EXCERPT PROVIDED
A Breath Meditation for Beginners

A Breath Meditation for Beginners

by Lodro Rinzler, cofounder of MNDFL Meditation, award-winning author, and teacher of meditation.

Okay - you’re interested in meditation and have no clue where to begin? Welcome.

There are a million forms of meditation out there. And one thing that renoo does really well is taking the traditional practices that have been time-tested for centuries and making them accessible and applicable for our modern world. If you’ve heard a lot about meditation lately, you very well may have heard a specific word linked to it: mindfulness.

Here’s the three steps for mindfulness meditation:

  1. First, take your meditation seat with an uplifted and relaxed posture
  2. Rest in the present by placing your attention on the breath
  3. Gently and precisely notice and release thoughts as they arise

    That’s it! Maybe you read those words and sat down and gave it a try. The thing is, when we sit down, we discover that the mind has a lot of thoughts. That’s why this practice, like most things that take time to learn and are ultimately life-changing, is simple but not easy. Let’s break those three steps out a bit:

    1) First, take your meditation seat with an uplifted and relaxed posture

    Everyone’s bodies are different and that means you ought to take a posture that feels comfortable and dignified, whatever those words mean to you. I often recommend a meditation cushion for a whole slew of reasons but two quick ones: it helps you establish a posture that feels grounded and balanced. Also: having a meditation pillow (or zafu and zabuton as they are more formally known) can help you establish a consistent space in your home where you go to meditate.

    If you’re on a meditation cushion you can sit with your legs loosely crossed - no need to be masochistic about holding an uncomfortable lotus-like posture! If you’re in a chair, place your feet firmly on the ground about hips-width apart. Lift up through the top of your head, elongating the spine. There are many ways to place your hands in meditation, but for a grounding effect you can place your palms down on your thighs about an inch or two away from the kneecaps. You can close your eyes or rest your gaze a few feet ahead of you in a loose and unfocused manner - your choice.

    2) Rest in the present by placing your attention on the breath

    We are always paying attention to something. Right now you are paying attention to the words on this screen. If someone called your name from the other room you would likely pay attention to them. Or perhaps you’re feeling stressed out about a meeting coming up and while they talk to you you’re actually paying attention to the stories in your mind about what might take place during that meeting.

    Here we bring our attention to something that’s happening all the time but we don’t often focus on: the breath. You’re breathing right now. Just take a moment to notice how the in-breath and out-breath are flowing.

    There. That’s it. However your breathing is fine. Whether you best find the breath in the rise and fall of the abdomen or the flow of it from the nose or mouth - anywhere you are able to relax and simply be with the body breathing (as opposed to trying to control the breath) is a-okay.

RECORDED DATA

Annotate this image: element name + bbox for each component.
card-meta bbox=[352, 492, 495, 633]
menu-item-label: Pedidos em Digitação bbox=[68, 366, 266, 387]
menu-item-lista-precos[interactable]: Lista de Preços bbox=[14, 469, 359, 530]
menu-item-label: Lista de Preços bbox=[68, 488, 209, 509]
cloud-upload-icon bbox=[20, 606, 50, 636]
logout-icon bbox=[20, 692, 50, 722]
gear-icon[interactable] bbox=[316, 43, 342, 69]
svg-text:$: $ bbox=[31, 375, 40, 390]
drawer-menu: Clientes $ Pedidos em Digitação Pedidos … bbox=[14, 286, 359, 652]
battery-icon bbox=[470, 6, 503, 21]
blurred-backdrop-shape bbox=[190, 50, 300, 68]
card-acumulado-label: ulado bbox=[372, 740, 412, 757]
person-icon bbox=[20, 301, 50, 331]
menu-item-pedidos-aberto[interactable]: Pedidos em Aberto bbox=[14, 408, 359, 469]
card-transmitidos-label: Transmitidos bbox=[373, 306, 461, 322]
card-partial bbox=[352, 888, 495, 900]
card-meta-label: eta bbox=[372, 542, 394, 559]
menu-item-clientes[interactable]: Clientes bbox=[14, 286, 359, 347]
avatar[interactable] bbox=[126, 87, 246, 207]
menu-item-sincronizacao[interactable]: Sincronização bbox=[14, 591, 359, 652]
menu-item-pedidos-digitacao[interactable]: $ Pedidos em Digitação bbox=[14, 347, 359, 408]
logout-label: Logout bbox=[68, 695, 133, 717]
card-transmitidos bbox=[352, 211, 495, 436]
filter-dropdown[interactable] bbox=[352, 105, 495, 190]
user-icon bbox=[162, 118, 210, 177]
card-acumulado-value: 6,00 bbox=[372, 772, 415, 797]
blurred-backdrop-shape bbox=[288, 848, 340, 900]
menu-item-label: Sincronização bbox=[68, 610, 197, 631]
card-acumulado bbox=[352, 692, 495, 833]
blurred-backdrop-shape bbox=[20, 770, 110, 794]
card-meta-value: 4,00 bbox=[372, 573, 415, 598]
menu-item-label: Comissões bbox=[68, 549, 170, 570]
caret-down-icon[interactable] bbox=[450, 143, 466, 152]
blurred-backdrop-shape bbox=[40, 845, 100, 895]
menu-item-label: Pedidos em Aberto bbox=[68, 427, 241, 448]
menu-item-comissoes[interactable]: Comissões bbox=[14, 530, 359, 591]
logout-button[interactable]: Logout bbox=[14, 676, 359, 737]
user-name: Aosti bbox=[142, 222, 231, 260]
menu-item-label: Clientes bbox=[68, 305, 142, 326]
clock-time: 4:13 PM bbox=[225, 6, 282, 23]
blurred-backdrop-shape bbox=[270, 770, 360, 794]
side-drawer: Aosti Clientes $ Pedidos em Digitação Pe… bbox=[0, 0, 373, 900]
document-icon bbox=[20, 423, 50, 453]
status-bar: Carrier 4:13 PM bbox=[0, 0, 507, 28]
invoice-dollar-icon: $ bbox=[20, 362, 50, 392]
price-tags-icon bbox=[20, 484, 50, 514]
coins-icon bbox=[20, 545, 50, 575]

CHALLENGE
Please answer these questions from the breath meditation guide, one line each.
(a) What word does the guide say is often linked to meditation?
(b) What are the more formal names for a meditation pillow?
(c) Where should the palms go for a grounding effect?

WRITTEN RESPONSE
(a) Mindfulness.
(b) Zafu and zabuton.
(c) Palms down on the thighs, about an inch or two away from the kneecaps.